| Records |
◇ ◇ ◇ ◇ ◇

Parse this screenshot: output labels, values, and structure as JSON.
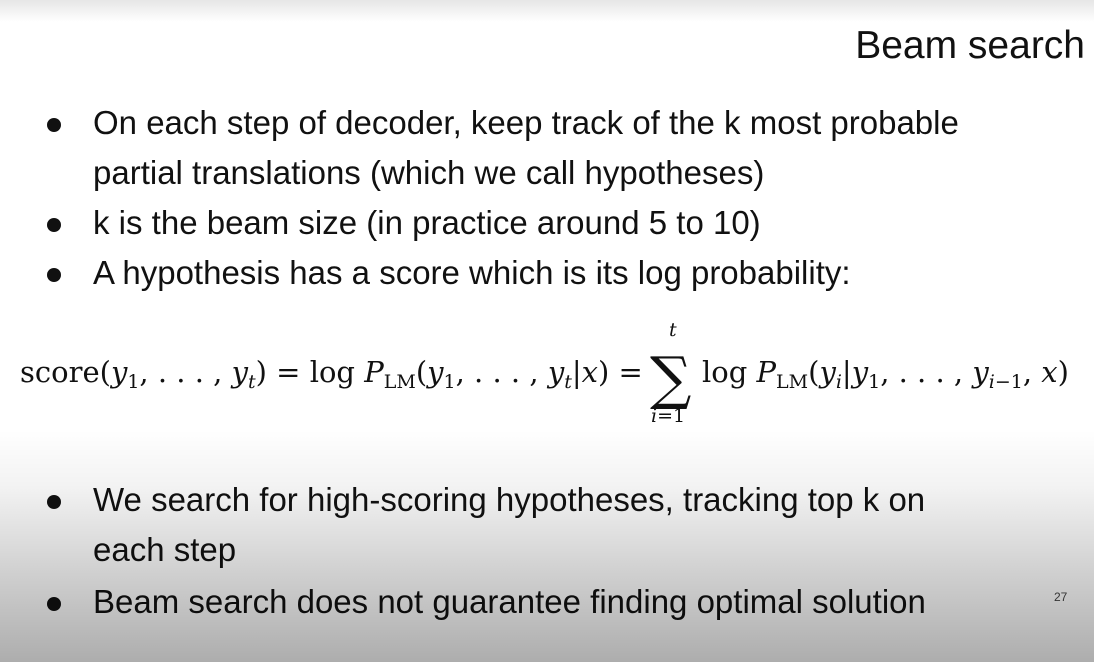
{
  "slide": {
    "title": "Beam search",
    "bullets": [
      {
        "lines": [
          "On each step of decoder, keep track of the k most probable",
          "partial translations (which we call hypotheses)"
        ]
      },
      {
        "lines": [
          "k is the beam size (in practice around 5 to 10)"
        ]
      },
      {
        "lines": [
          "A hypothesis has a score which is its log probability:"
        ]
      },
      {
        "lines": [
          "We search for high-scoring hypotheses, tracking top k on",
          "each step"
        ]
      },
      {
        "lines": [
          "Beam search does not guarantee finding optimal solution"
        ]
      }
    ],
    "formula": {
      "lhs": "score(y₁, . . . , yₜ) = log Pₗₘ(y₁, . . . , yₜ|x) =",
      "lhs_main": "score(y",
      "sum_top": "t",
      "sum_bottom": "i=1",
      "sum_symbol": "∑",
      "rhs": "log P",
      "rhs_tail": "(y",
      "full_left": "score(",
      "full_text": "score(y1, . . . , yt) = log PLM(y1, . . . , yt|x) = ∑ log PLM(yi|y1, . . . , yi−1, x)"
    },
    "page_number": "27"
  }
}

◇ ◇ ◇ ◇ ◇

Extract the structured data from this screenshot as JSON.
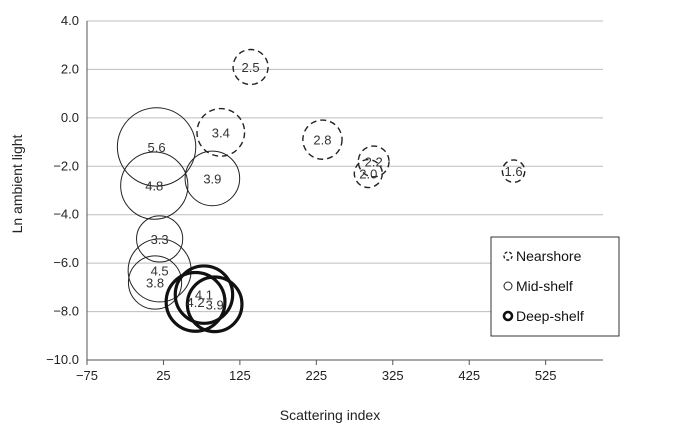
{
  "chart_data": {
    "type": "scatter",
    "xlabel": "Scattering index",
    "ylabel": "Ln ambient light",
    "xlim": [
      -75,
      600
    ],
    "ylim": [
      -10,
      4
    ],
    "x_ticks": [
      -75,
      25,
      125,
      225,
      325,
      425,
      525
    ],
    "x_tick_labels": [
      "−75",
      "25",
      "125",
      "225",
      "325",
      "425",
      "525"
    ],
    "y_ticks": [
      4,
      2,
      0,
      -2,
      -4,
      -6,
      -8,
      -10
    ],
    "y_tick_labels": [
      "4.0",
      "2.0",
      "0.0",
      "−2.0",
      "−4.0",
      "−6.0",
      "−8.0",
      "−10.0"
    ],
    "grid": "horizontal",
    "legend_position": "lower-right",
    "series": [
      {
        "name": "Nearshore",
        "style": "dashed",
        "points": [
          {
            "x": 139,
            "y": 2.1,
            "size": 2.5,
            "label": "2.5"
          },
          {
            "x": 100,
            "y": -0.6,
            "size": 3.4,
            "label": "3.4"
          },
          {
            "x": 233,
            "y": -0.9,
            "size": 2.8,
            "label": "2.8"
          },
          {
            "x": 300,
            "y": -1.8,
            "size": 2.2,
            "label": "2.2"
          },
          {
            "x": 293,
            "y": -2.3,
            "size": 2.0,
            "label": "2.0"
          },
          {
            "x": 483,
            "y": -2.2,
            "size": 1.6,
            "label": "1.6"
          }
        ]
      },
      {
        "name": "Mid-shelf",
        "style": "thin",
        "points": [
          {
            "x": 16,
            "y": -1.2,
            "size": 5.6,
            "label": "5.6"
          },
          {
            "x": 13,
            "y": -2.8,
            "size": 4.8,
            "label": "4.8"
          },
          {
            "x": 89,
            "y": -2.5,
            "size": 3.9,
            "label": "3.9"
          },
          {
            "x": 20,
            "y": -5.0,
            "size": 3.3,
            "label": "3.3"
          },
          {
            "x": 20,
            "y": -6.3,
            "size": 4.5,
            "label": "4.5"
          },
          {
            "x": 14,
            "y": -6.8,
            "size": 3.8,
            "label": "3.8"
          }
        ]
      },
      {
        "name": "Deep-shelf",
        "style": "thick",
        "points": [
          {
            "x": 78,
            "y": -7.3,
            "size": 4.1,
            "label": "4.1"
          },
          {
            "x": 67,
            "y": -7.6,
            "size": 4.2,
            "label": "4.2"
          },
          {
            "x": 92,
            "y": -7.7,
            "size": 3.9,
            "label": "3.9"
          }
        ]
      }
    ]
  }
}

◇ ◇ ◇ ◇ ◇

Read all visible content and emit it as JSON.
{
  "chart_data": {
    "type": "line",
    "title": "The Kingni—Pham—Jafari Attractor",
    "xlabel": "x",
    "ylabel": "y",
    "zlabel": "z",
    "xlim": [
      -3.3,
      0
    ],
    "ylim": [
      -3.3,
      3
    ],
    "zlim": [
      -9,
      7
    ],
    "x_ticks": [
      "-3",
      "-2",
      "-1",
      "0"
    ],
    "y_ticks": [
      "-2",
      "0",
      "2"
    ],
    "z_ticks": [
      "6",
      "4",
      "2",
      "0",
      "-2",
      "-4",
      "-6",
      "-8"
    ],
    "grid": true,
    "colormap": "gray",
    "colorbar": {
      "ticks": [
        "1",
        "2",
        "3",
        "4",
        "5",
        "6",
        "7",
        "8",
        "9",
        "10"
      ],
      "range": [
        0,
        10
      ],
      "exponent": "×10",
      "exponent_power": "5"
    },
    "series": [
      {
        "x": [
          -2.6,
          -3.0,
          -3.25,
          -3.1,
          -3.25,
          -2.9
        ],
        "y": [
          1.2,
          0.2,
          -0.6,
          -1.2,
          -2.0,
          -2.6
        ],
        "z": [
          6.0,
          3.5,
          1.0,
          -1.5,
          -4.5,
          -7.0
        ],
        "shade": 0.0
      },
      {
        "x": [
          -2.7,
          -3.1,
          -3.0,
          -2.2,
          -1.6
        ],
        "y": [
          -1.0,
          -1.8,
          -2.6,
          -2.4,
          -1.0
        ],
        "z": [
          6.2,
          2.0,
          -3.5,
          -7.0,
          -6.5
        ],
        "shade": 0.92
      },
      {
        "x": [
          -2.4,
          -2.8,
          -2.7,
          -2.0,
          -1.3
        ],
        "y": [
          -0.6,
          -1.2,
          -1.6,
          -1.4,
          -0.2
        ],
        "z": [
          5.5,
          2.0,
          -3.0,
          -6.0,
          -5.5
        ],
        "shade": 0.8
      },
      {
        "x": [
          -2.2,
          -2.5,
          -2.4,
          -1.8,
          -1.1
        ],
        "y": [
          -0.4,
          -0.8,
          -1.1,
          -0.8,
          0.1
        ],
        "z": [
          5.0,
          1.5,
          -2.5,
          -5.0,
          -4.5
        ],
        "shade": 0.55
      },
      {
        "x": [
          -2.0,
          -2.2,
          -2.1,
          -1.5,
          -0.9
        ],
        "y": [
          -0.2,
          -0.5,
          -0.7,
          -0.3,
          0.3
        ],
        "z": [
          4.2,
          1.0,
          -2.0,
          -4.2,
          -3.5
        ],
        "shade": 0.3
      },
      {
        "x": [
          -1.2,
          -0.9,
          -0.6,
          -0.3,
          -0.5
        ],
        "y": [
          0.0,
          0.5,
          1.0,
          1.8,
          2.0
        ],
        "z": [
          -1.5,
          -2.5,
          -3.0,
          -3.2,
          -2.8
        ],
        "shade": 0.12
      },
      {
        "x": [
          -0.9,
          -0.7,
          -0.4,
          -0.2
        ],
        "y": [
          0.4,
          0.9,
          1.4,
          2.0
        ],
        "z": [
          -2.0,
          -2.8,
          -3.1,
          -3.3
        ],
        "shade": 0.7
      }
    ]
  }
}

◇ ◇ ◇ ◇ ◇

| YOUR INSTRUCTIONS |
Establish how many lines of the records contain the string "shade" and state that number without elaboration.

| OUTPUT FOR THIS TASK |
7